▶ Task requirements
Give the data below again, word for word.

▶ Extracted entries
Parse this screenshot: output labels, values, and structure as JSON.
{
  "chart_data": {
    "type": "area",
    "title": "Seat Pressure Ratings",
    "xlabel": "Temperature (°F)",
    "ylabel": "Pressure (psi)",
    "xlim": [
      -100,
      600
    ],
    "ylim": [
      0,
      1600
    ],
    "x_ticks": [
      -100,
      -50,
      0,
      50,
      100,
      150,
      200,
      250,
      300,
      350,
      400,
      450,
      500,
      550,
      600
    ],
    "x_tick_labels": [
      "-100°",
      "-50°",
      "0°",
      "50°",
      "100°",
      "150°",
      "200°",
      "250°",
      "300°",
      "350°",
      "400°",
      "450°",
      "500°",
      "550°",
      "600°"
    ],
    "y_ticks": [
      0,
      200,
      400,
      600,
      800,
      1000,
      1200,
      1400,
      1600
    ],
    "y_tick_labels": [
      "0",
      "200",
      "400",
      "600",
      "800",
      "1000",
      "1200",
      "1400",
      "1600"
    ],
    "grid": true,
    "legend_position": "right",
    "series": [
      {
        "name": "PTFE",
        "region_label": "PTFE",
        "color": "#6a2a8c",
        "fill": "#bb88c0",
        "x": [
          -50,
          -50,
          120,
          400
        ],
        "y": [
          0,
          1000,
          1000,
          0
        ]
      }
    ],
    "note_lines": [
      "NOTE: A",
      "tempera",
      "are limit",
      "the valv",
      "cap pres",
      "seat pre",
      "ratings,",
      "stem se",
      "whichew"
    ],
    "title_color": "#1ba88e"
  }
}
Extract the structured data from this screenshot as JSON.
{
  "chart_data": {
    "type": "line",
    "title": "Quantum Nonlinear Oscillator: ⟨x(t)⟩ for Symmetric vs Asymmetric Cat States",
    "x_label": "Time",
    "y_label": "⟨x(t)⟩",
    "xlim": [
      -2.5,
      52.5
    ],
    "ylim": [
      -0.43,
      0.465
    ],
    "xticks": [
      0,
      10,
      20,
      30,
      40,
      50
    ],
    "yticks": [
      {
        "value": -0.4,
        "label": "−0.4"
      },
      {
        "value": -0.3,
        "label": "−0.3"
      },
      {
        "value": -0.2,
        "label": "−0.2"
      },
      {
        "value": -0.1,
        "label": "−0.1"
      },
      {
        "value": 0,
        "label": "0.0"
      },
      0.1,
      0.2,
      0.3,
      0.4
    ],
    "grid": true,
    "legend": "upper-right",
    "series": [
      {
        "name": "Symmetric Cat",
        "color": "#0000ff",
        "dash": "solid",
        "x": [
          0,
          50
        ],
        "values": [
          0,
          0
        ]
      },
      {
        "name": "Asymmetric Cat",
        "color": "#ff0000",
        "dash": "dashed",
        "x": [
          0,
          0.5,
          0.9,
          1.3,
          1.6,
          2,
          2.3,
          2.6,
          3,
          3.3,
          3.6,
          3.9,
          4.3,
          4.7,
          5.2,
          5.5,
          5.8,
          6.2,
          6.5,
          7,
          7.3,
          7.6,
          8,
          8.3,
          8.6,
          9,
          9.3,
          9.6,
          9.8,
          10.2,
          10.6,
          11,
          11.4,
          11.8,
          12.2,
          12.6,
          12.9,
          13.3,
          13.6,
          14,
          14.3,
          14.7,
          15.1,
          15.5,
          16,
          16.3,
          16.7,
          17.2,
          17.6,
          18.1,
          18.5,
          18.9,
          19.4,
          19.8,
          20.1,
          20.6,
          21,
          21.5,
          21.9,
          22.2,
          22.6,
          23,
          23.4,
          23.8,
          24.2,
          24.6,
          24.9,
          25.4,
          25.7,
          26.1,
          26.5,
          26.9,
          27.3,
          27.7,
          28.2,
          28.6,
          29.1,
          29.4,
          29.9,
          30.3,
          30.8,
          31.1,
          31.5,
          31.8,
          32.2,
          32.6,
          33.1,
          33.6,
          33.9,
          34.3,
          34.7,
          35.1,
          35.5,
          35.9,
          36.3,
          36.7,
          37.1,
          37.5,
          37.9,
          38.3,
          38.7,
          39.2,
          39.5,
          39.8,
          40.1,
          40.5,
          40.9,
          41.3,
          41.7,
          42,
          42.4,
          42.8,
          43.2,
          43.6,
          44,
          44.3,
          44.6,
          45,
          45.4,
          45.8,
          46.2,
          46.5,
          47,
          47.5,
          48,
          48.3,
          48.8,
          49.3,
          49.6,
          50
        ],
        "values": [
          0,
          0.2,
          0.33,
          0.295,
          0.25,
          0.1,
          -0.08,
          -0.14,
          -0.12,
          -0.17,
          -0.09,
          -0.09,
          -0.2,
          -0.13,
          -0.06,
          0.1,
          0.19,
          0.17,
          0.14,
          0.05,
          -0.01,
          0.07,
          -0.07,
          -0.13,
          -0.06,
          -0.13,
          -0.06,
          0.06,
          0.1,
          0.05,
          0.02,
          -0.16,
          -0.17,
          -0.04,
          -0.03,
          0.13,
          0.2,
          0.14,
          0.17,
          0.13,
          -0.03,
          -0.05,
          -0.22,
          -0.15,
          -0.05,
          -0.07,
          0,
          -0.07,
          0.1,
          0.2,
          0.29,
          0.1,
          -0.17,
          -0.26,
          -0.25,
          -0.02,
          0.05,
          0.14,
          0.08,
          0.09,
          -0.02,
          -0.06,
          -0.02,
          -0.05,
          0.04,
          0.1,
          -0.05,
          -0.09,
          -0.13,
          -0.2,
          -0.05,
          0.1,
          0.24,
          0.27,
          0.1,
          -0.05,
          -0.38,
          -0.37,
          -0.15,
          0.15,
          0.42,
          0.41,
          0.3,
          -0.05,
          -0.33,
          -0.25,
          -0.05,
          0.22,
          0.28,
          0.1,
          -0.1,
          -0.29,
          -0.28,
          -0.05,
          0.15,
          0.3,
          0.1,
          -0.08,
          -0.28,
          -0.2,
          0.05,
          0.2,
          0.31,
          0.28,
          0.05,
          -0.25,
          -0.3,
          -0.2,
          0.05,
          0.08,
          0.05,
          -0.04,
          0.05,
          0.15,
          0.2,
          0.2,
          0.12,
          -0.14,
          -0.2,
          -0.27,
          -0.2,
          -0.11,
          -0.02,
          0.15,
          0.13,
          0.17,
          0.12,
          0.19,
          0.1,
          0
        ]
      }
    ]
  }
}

▶ Result
Parse this screenshot: output labels, values, and structure as JSON.
{
  "chart_data": {
    "type": "area",
    "title": "Seat Pressure Ratings",
    "xlabel": "Temperature (°F)",
    "ylabel": "Pressure (psi)",
    "xlim": [
      -100,
      600
    ],
    "ylim": [
      0,
      1600
    ],
    "x_ticks": [
      -100,
      -50,
      0,
      50,
      100,
      150,
      200,
      250,
      300,
      350,
      400,
      450,
      500,
      550,
      600
    ],
    "x_tick_labels": [
      "-100°",
      "-50°",
      "0°",
      "50°",
      "100°",
      "150°",
      "200°",
      "250°",
      "300°",
      "350°",
      "400°",
      "450°",
      "500°",
      "550°",
      "600°"
    ],
    "y_ticks": [
      0,
      200,
      400,
      600,
      800,
      1000,
      1200,
      1400,
      1600
    ],
    "y_tick_labels": [
      "0",
      "200",
      "400",
      "600",
      "800",
      "1000",
      "1200",
      "1400",
      "1600"
    ],
    "grid": true,
    "legend_position": "right",
    "series": [
      {
        "name": "PTFE",
        "region_label": "PTFE",
        "color": "#6a2a8c",
        "fill": "#bb88c0",
        "x": [
          -50,
          -50,
          120,
          400
        ],
        "y": [
          0,
          1000,
          1000,
          0
        ]
      }
    ],
    "note_lines": [
      "NOTE: A",
      "tempera",
      "are limit",
      "the valv",
      "cap pres",
      "seat pre",
      "ratings,",
      "stem se",
      "whichew"
    ],
    "title_color": "#1ba88e"
  }
}
Extract the structured data from this screenshot as JSON.
{
  "chart_data": {
    "type": "line",
    "title": "Quantum Nonlinear Oscillator: ⟨x(t)⟩ for Symmetric vs Asymmetric Cat States",
    "x_label": "Time",
    "y_label": "⟨x(t)⟩",
    "xlim": [
      -2.5,
      52.5
    ],
    "ylim": [
      -0.43,
      0.465
    ],
    "xticks": [
      0,
      10,
      20,
      30,
      40,
      50
    ],
    "yticks": [
      {
        "value": -0.4,
        "label": "−0.4"
      },
      {
        "value": -0.3,
        "label": "−0.3"
      },
      {
        "value": -0.2,
        "label": "−0.2"
      },
      {
        "value": -0.1,
        "label": "−0.1"
      },
      {
        "value": 0,
        "label": "0.0"
      },
      0.1,
      0.2,
      0.3,
      0.4
    ],
    "grid": true,
    "legend": "upper-right",
    "series": [
      {
        "name": "Symmetric Cat",
        "color": "#0000ff",
        "dash": "solid",
        "x": [
          0,
          50
        ],
        "values": [
          0,
          0
        ]
      },
      {
        "name": "Asymmetric Cat",
        "color": "#ff0000",
        "dash": "dashed",
        "x": [
          0,
          0.5,
          0.9,
          1.3,
          1.6,
          2,
          2.3,
          2.6,
          3,
          3.3,
          3.6,
          3.9,
          4.3,
          4.7,
          5.2,
          5.5,
          5.8,
          6.2,
          6.5,
          7,
          7.3,
          7.6,
          8,
          8.3,
          8.6,
          9,
          9.3,
          9.6,
          9.8,
          10.2,
          10.6,
          11,
          11.4,
          11.8,
          12.2,
          12.6,
          12.9,
          13.3,
          13.6,
          14,
          14.3,
          14.7,
          15.1,
          15.5,
          16,
          16.3,
          16.7,
          17.2,
          17.6,
          18.1,
          18.5,
          18.9,
          19.4,
          19.8,
          20.1,
          20.6,
          21,
          21.5,
          21.9,
          22.2,
          22.6,
          23,
          23.4,
          23.8,
          24.2,
          24.6,
          24.9,
          25.4,
          25.7,
          26.1,
          26.5,
          26.9,
          27.3,
          27.7,
          28.2,
          28.6,
          29.1,
          29.4,
          29.9,
          30.3,
          30.8,
          31.1,
          31.5,
          31.8,
          32.2,
          32.6,
          33.1,
          33.6,
          33.9,
          34.3,
          34.7,
          35.1,
          35.5,
          35.9,
          36.3,
          36.7,
          37.1,
          37.5,
          37.9,
          38.3,
          38.7,
          39.2,
          39.5,
          39.8,
          40.1,
          40.5,
          40.9,
          41.3,
          41.7,
          42,
          42.4,
          42.8,
          43.2,
          43.6,
          44,
          44.3,
          44.6,
          45,
          45.4,
          45.8,
          46.2,
          46.5,
          47,
          47.5,
          48,
          48.3,
          48.8,
          49.3,
          49.6,
          50
        ],
        "values": [
          0,
          0.2,
          0.33,
          0.295,
          0.25,
          0.1,
          -0.08,
          -0.14,
          -0.12,
          -0.17,
          -0.09,
          -0.09,
          -0.2,
          -0.13,
          -0.06,
          0.1,
          0.19,
          0.17,
          0.14,
          0.05,
          -0.01,
          0.07,
          -0.07,
          -0.13,
          -0.06,
          -0.13,
          -0.06,
          0.06,
          0.1,
          0.05,
          0.02,
          -0.16,
          -0.17,
          -0.04,
          -0.03,
          0.13,
          0.2,
          0.14,
          0.17,
          0.13,
          -0.03,
          -0.05,
          -0.22,
          -0.15,
          -0.05,
          -0.07,
          0,
          -0.07,
          0.1,
          0.2,
          0.29,
          0.1,
          -0.17,
          -0.26,
          -0.25,
          -0.02,
          0.05,
          0.14,
          0.08,
          0.09,
          -0.02,
          -0.06,
          -0.02,
          -0.05,
          0.04,
          0.1,
          -0.05,
          -0.09,
          -0.13,
          -0.2,
          -0.05,
          0.1,
          0.24,
          0.27,
          0.1,
          -0.05,
          -0.38,
          -0.37,
          -0.15,
          0.15,
          0.42,
          0.41,
          0.3,
          -0.05,
          -0.33,
          -0.25,
          -0.05,
          0.22,
          0.28,
          0.1,
          -0.1,
          -0.29,
          -0.28,
          -0.05,
          0.15,
          0.3,
          0.1,
          -0.08,
          -0.28,
          -0.2,
          0.05,
          0.2,
          0.31,
          0.28,
          0.05,
          -0.25,
          -0.3,
          -0.2,
          0.05,
          0.08,
          0.05,
          -0.04,
          0.05,
          0.15,
          0.2,
          0.2,
          0.12,
          -0.14,
          -0.2,
          -0.27,
          -0.2,
          -0.11,
          -0.02,
          0.15,
          0.13,
          0.17,
          0.12,
          0.19,
          0.1,
          0
        ]
      }
    ]
  }
}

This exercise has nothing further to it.